WHAT THE TASK ASKS — Repeat every record below exactly, leaving out the pictures.

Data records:
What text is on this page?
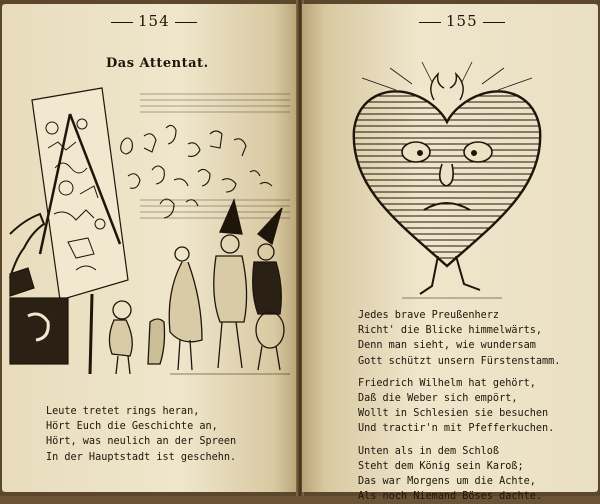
154
Das Attentat.
Leute tretet rings heran,
Hört Euch die Geschichte an,
Hört, was neulich an der Spreen
In der Hauptstadt ist geschehn.
155
Jedes brave Preußenherz
Richt' die Blicke himmelwärts,
Denn man sieht, wie wundersam
Gott schützt unsern Fürstenstamm.
Friedrich Wilhelm hat gehört,
Daß die Weber sich empört,
Wollt in Schlesien sie besuchen
Und tractir'n mit Pfefferkuchen.
Unten als in dem Schloß
Steht dem König sein Karoß;
Das war Morgens um die Achte,
Als noch Niemand Böses dachte.
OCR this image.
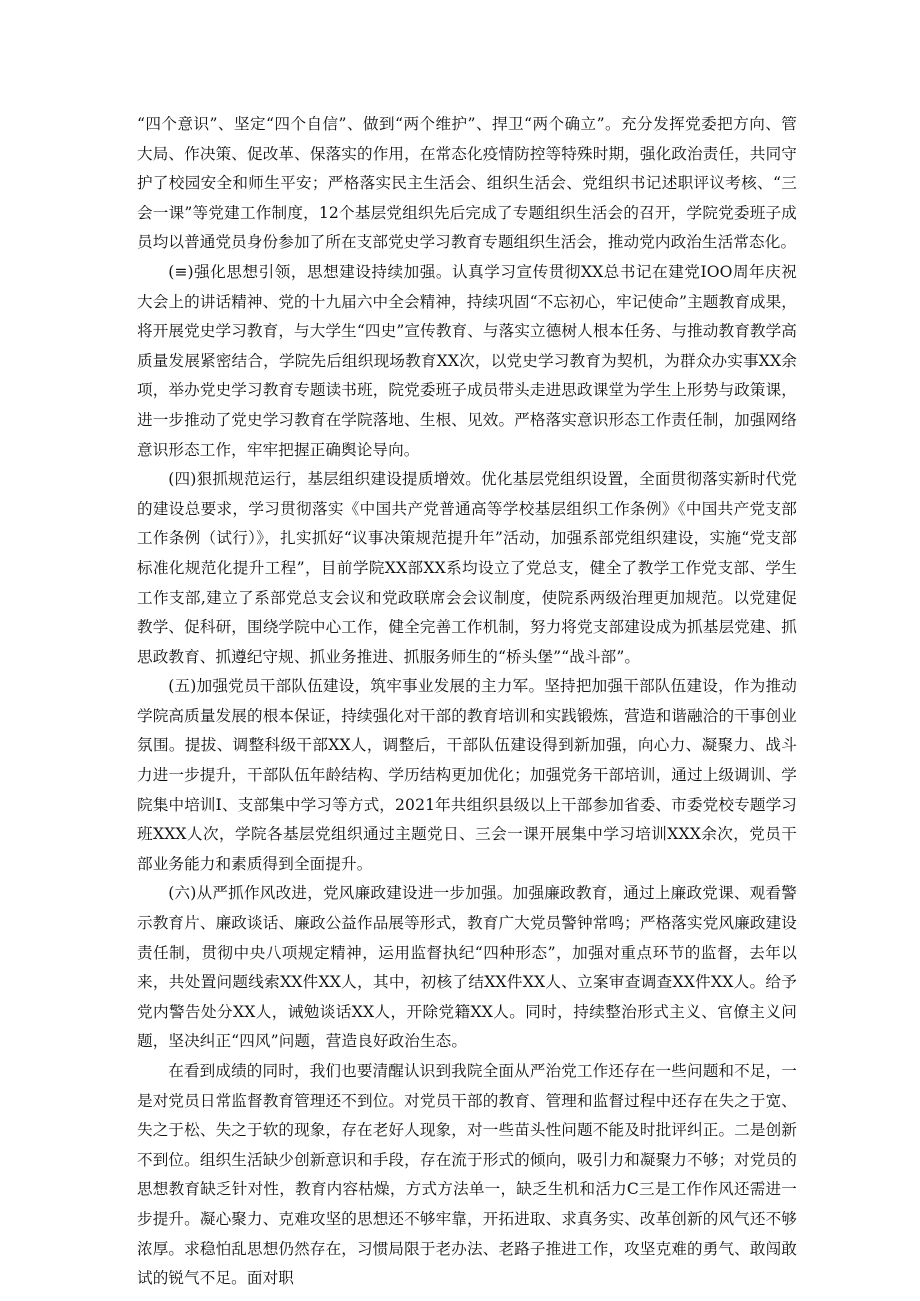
“四个意识”、坚定“四个自信”、做到“两个维护”、捍卫“两个确立”。充分发挥党委把方向、管大局、作决策、促改革、保落实的作用，在常态化疫情防控等特殊时期，强化政治责任，共同守护了校园安全和师生平安；严格落实民主生活会、组织生活会、党组织书记述职评议考核、“三会一课”等党建工作制度，12个基层党组织先后完成了专题组织生活会的召开，学院党委班子成员均以普通党员身份参加了所在支部党史学习教育专题组织生活会，推动党内政治生活常态化。

(≡)强化思想引领，思想建设持续加强。认真学习宣传贯彻XX总书记在建党IOO周年庆祝大会上的讲话精神、党的十九届六中全会精神，持续巩固“不忘初心，牢记使命”主题教育成果，将开展党史学习教育，与大学生“四史”宣传教育、与落实立德树人根本任务、与推动教育教学高质量发展紧密结合，学院先后组织现场教育XX次，以党史学习教育为契机，为群众办实事XX余项，举办党史学习教育专题读书班，院党委班子成员带头走进思政课堂为学生上形势与政策课，进一步推动了党史学习教育在学院落地、生根、见效。严格落实意识形态工作责任制，加强网络意识形态工作，牢牢把握正确舆论导向。

(四)狠抓规范运行，基层组织建设提质增效。优化基层党组织设置，全面贯彻落实新时代党的建设总要求，学习贯彻落实《中国共产党普通高等学校基层组织工作条例》《中国共产党支部工作条例（试行）》，扎实抓好“议事决策规范提升年”活动，加强系部党组织建设，实施“党支部标准化规范化提升工程”，目前学院XX部XX系均设立了党总支，健全了教学工作党支部、学生工作支部,建立了系部党总支会议和党政联席会会议制度，使院系两级治理更加规范。以党建促教学、促科研，围绕学院中心工作，健全完善工作机制，努力将党支部建设成为抓基层党建、抓思政教育、抓遵纪守规、抓业务推进、抓服务师生的“桥头堡”“战斗部”。

(五)加强党员干部队伍建设，筑牢事业发展的主力军。坚持把加强干部队伍建设，作为推动学院高质量发展的根本保证，持续强化对干部的教育培训和实践锻炼，营造和谐融洽的干事创业氛围。提拔、调整科级干部XX人，调整后，干部队伍建设得到新加强，向心力、凝聚力、战斗力进一步提升，干部队伍年龄结构、学历结构更加优化；加强党务干部培训，通过上级调训、学院集中培训I、支部集中学习等方式，2021年共组织县级以上干部参加省委、市委党校专题学习班XXX人次，学院各基层党组织通过主题党日、三会一课开展集中学习培训XXX余次，党员干部业务能力和素质得到全面提升。

(六)从严抓作风改进，党风廉政建设进一步加强。加强廉政教育，通过上廉政党课、观看警示教育片、廉政谈话、廉政公益作品展等形式，教育广大党员警钟常鸣；严格落实党风廉政建设责任制，贯彻中央八项规定精神，运用监督执纪“四种形态”，加强对重点环节的监督，去年以来，共处置问题线索XX件XX人，其中，初核了结XX件XX人、立案审查调查XX件XX人。给予党内警告处分XX人，诫勉谈话XX人，开除党籍XX人。同时，持续整治形式主义、官僚主义问题，坚决纠正“四风”问题，营造良好政治生态。

在看到成绩的同时，我们也要清醒认识到我院全面从严治党工作还存在一些问题和不足，一是对党员日常监督教育管理还不到位。对党员干部的教育、管理和监督过程中还存在失之于宽、失之于松、失之于软的现象，存在老好人现象，对一些苗头性问题不能及时批评纠正。二是创新不到位。组织生活缺少创新意识和手段，存在流于形式的倾向，吸引力和凝聚力不够；对党员的思想教育缺乏针对性，教育内容枯燥，方式方法单一，缺乏生机和活力C三是工作作风还需进一步提升。凝心聚力、克难攻坚的思想还不够牢靠，开拓进取、求真务实、改革创新的风气还不够浓厚。求稳怕乱思想仍然存在，习惯局限于老办法、老路子推进工作，攻坚克难的勇气、敢闯敢试的锐气不足。面对职
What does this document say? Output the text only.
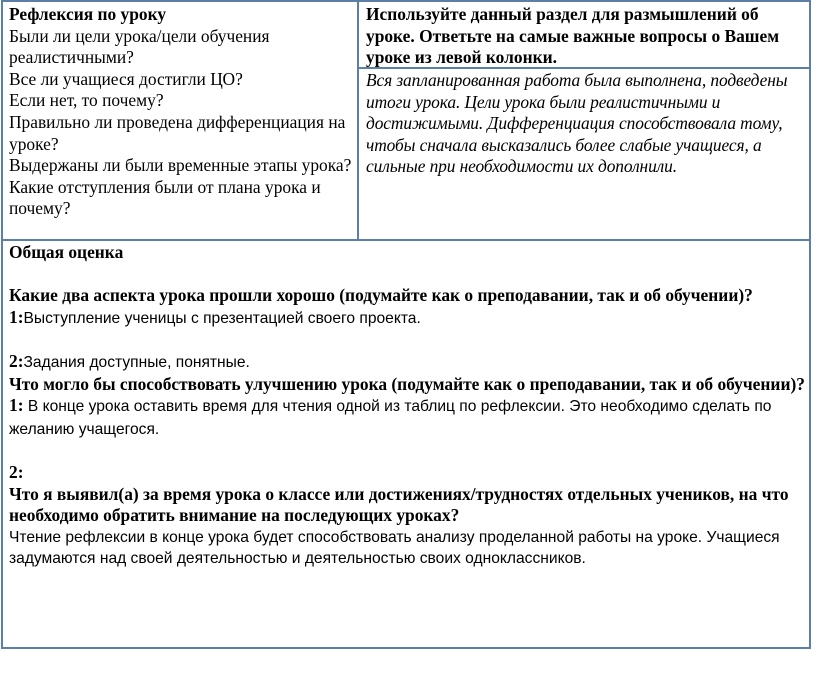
Рефлексия по уроку
Были ли цели урока/цели обучения реалистичными?
Все ли учащиеся достигли ЦО?
Если нет, то почему?
Правильно ли проведена дифференциация на уроке?
Выдержаны ли были временные этапы урока?
Какие отступления были от плана урока и почему?
Используйте данный раздел для размышлений об уроке. Ответьте на самые важные вопросы о Вашем уроке из левой колонки.
Вся запланированная работа была выполнена, подведены итоги урока. Цели урока были реалистичными и достижимыми. Дифференциация способствовала тому, чтобы сначала высказались более слабые учащиеся, а сильные при необходимости их дополнили.
Общая оценка
Какие два аспекта урока прошли хорошо (подумайте как о преподавании, так и об обучении)?
1:Выступление ученицы с презентацией своего проекта.
2:Задания доступные, понятные.
Что могло бы способствовать улучшению урока (подумайте как о преподавании, так и об обучении)?
1: В конце урока оставить время для чтения одной из таблиц по рефлексии. Это необходимо сделать по желанию учащегося.
2:
Что я выявил(а) за время урока о классе или достижениях/трудностях отдельных учеников, на что необходимо обратить внимание на последующих уроках?
Чтение рефлексии в конце урока будет способствовать анализу проделанной работы на уроке. Учащиеся задумаются над своей деятельностью и деятельностью своих одноклассников.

COMPLETED TASK —
What text is on this page?
154
Das Attentat.
Leute tretet rings heran,
Hört Euch die Geschichte an,
Hört, was neulich an der Spreen
In der Hauptstadt ist geschehn.
155
Jedes brave Preußenherz
Richt' die Blicke himmelwärts,
Denn man sieht, wie wundersam
Gott schützt unsern Fürstenstamm.
Friedrich Wilhelm hat gehört,
Daß die Weber sich empört,
Wollt in Schlesien sie besuchen
Und tractir'n mit Pfefferkuchen.
Unten als in dem Schloß
Steht dem König sein Karoß;
Das war Morgens um die Achte,
Als noch Niemand Böses dachte.
OCR this image.
“四个意识”、坚定“四个自信”、做到“两个维护”、捍卫“两个确立”。充分发挥党委把方向、管大局、作决策、促改革、保落实的作用，在常态化疫情防控等特殊时期，强化政治责任，共同守护了校园安全和师生平安；严格落实民主生活会、组织生活会、党组织书记述职评议考核、“三会一课”等党建工作制度，12个基层党组织先后完成了专题组织生活会的召开，学院党委班子成员均以普通党员身份参加了所在支部党史学习教育专题组织生活会，推动党内政治生活常态化。

(≡)强化思想引领，思想建设持续加强。认真学习宣传贯彻XX总书记在建党IOO周年庆祝大会上的讲话精神、党的十九届六中全会精神，持续巩固“不忘初心，牢记使命”主题教育成果，将开展党史学习教育，与大学生“四史”宣传教育、与落实立德树人根本任务、与推动教育教学高质量发展紧密结合，学院先后组织现场教育XX次，以党史学习教育为契机，为群众办实事XX余项，举办党史学习教育专题读书班，院党委班子成员带头走进思政课堂为学生上形势与政策课，进一步推动了党史学习教育在学院落地、生根、见效。严格落实意识形态工作责任制，加强网络意识形态工作，牢牢把握正确舆论导向。

(四)狠抓规范运行，基层组织建设提质增效。优化基层党组织设置，全面贯彻落实新时代党的建设总要求，学习贯彻落实《中国共产党普通高等学校基层组织工作条例》《中国共产党支部工作条例（试行）》，扎实抓好“议事决策规范提升年”活动，加强系部党组织建设，实施“党支部标准化规范化提升工程”，目前学院XX部XX系均设立了党总支，健全了教学工作党支部、学生工作支部,建立了系部党总支会议和党政联席会会议制度，使院系两级治理更加规范。以党建促教学、促科研，围绕学院中心工作，健全完善工作机制，努力将党支部建设成为抓基层党建、抓思政教育、抓遵纪守规、抓业务推进、抓服务师生的“桥头堡”“战斗部”。

(五)加强党员干部队伍建设，筑牢事业发展的主力军。坚持把加强干部队伍建设，作为推动学院高质量发展的根本保证，持续强化对干部的教育培训和实践锻炼，营造和谐融洽的干事创业氛围。提拔、调整科级干部XX人，调整后，干部队伍建设得到新加强，向心力、凝聚力、战斗力进一步提升，干部队伍年龄结构、学历结构更加优化；加强党务干部培训，通过上级调训、学院集中培训I、支部集中学习等方式，2021年共组织县级以上干部参加省委、市委党校专题学习班XXX人次，学院各基层党组织通过主题党日、三会一课开展集中学习培训XXX余次，党员干部业务能力和素质得到全面提升。

(六)从严抓作风改进，党风廉政建设进一步加强。加强廉政教育，通过上廉政党课、观看警示教育片、廉政谈话、廉政公益作品展等形式，教育广大党员警钟常鸣；严格落实党风廉政建设责任制，贯彻中央八项规定精神，运用监督执纪“四种形态”，加强对重点环节的监督，去年以来，共处置问题线索XX件XX人，其中，初核了结XX件XX人、立案审查调查XX件XX人。给予党内警告处分XX人，诫勉谈话XX人，开除党籍XX人。同时，持续整治形式主义、官僚主义问题，坚决纠正“四风”问题，营造良好政治生态。

在看到成绩的同时，我们也要清醒认识到我院全面从严治党工作还存在一些问题和不足，一是对党员日常监督教育管理还不到位。对党员干部的教育、管理和监督过程中还存在失之于宽、失之于松、失之于软的现象，存在老好人现象，对一些苗头性问题不能及时批评纠正。二是创新不到位。组织生活缺少创新意识和手段，存在流于形式的倾向，吸引力和凝聚力不够；对党员的思想教育缺乏针对性，教育内容枯燥，方式方法单一，缺乏生机和活力C三是工作作风还需进一步提升。凝心聚力、克难攻坚的思想还不够牢靠，开拓进取、求真务实、改革创新的风气还不够浓厚。求稳怕乱思想仍然存在，习惯局限于老办法、老路子推进工作，攻坚克难的勇气、敢闯敢试的锐气不足。面对职
What does this document say? Output the text only.
Рефлексия по уроку
Были ли цели урока/цели обучения реалистичными?
Все ли учащиеся достигли ЦО?
Если нет, то почему?
Правильно ли проведена дифференциация на уроке?
Выдержаны ли были временные этапы урока?
Какие отступления были от плана урока и почему?
Используйте данный раздел для размышлений об уроке. Ответьте на самые важные вопросы о Вашем уроке из левой колонки.
Вся запланированная работа была выполнена, подведены итоги урока. Цели урока были реалистичными и достижимыми. Дифференциация способствовала тому, чтобы сначала высказались более слабые учащиеся, а сильные при необходимости их дополнили.
Общая оценка
Какие два аспекта урока прошли хорошо (подумайте как о преподавании, так и об обучении)?
1:Выступление ученицы с презентацией своего проекта.
2:Задания доступные, понятные.
Что могло бы способствовать улучшению урока (подумайте как о преподавании, так и об обучении)?
1: В конце урока оставить время для чтения одной из таблиц по рефлексии. Это необходимо сделать по желанию учащегося.
2:
Что я выявил(а) за время урока о классе или достижениях/трудностях отдельных учеников, на что необходимо обратить внимание на последующих уроках?
Чтение рефлексии в конце урока будет способствовать анализу проделанной работы на уроке. Учащиеся задумаются над своей деятельностью и деятельностью своих одноклассников.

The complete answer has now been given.